(Data items)

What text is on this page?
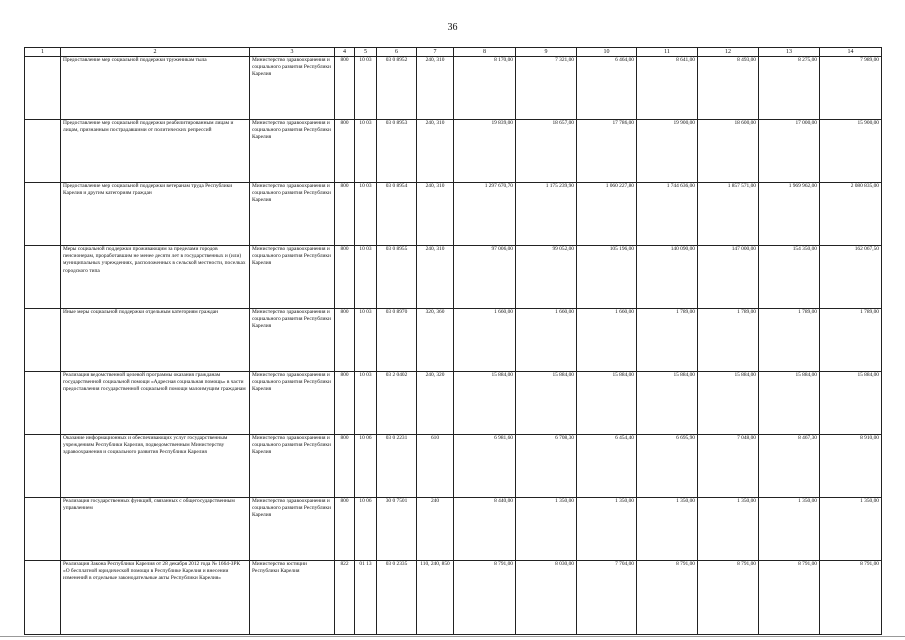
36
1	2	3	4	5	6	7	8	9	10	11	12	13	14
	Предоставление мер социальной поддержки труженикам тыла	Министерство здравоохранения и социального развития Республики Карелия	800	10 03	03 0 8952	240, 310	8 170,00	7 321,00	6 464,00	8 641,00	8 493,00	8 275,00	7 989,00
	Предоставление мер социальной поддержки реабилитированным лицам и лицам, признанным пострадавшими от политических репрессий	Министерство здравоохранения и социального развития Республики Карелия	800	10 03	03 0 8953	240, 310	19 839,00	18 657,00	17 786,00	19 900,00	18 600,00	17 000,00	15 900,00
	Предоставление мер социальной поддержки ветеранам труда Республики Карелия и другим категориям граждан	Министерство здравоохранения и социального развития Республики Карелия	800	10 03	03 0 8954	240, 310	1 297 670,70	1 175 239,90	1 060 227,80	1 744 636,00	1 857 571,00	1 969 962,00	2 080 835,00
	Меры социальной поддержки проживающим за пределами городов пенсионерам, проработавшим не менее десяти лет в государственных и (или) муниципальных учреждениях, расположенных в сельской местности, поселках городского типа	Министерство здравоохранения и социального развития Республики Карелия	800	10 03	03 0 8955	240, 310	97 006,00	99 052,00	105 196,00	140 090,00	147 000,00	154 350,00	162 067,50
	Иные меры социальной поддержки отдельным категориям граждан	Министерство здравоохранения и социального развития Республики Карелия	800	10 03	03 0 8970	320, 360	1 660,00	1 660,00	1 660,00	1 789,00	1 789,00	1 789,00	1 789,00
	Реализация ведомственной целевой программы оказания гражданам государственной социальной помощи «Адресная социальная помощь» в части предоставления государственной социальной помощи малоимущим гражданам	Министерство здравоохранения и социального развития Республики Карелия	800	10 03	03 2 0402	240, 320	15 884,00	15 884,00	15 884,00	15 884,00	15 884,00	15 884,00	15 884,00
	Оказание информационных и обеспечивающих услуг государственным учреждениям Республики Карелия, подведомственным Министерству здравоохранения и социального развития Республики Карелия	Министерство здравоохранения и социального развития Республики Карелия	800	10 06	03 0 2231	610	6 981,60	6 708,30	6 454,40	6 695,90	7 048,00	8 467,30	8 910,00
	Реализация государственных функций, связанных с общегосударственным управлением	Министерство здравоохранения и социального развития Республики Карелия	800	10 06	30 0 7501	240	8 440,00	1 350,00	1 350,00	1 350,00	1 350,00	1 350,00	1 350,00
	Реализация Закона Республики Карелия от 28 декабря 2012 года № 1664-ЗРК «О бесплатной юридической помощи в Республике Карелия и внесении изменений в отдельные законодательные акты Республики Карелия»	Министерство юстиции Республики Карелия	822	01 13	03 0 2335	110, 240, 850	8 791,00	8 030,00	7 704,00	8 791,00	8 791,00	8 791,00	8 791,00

YOUR GOAL = Print out the whole of the material word for word, without pictures.

RESULT =
What text is on this page?
36
1	2	3	4	5	6	7	8	9	10	11	12	13	14
	Предоставление мер социальной поддержки труженикам тыла	Министерство здравоохранения и социального развития Республики Карелия	800	10 03	03 0 8952	240, 310	8 170,00	7 321,00	6 464,00	8 641,00	8 493,00	8 275,00	7 989,00
	Предоставление мер социальной поддержки реабилитированным лицам и лицам, признанным пострадавшими от политических репрессий	Министерство здравоохранения и социального развития Республики Карелия	800	10 03	03 0 8953	240, 310	19 839,00	18 657,00	17 786,00	19 900,00	18 600,00	17 000,00	15 900,00
	Предоставление мер социальной поддержки ветеранам труда Республики Карелия и другим категориям граждан	Министерство здравоохранения и социального развития Республики Карелия	800	10 03	03 0 8954	240, 310	1 297 670,70	1 175 239,90	1 060 227,80	1 744 636,00	1 857 571,00	1 969 962,00	2 080 835,00
	Меры социальной поддержки проживающим за пределами городов пенсионерам, проработавшим не менее десяти лет в государственных и (или) муниципальных учреждениях, расположенных в сельской местности, поселках городского типа	Министерство здравоохранения и социального развития Республики Карелия	800	10 03	03 0 8955	240, 310	97 006,00	99 052,00	105 196,00	140 090,00	147 000,00	154 350,00	162 067,50
	Иные меры социальной поддержки отдельным категориям граждан	Министерство здравоохранения и социального развития Республики Карелия	800	10 03	03 0 8970	320, 360	1 660,00	1 660,00	1 660,00	1 789,00	1 789,00	1 789,00	1 789,00
	Реализация ведомственной целевой программы оказания гражданам государственной социальной помощи «Адресная социальная помощь» в части предоставления государственной социальной помощи малоимущим гражданам	Министерство здравоохранения и социального развития Республики Карелия	800	10 03	03 2 0402	240, 320	15 884,00	15 884,00	15 884,00	15 884,00	15 884,00	15 884,00	15 884,00
	Оказание информационных и обеспечивающих услуг государственным учреждениям Республики Карелия, подведомственным Министерству здравоохранения и социального развития Республики Карелия	Министерство здравоохранения и социального развития Республики Карелия	800	10 06	03 0 2231	610	6 981,60	6 708,30	6 454,40	6 695,90	7 048,00	8 467,30	8 910,00
	Реализация государственных функций, связанных с общегосударственным управлением	Министерство здравоохранения и социального развития Республики Карелия	800	10 06	30 0 7501	240	8 440,00	1 350,00	1 350,00	1 350,00	1 350,00	1 350,00	1 350,00
	Реализация Закона Республики Карелия от 28 декабря 2012 года № 1664-ЗРК «О бесплатной юридической помощи в Республике Карелия и внесении изменений в отдельные законодательные акты Республики Карелия»	Министерство юстиции Республики Карелия	822	01 13	03 0 2335	110, 240, 850	8 791,00	8 030,00	7 704,00	8 791,00	8 791,00	8 791,00	8 791,00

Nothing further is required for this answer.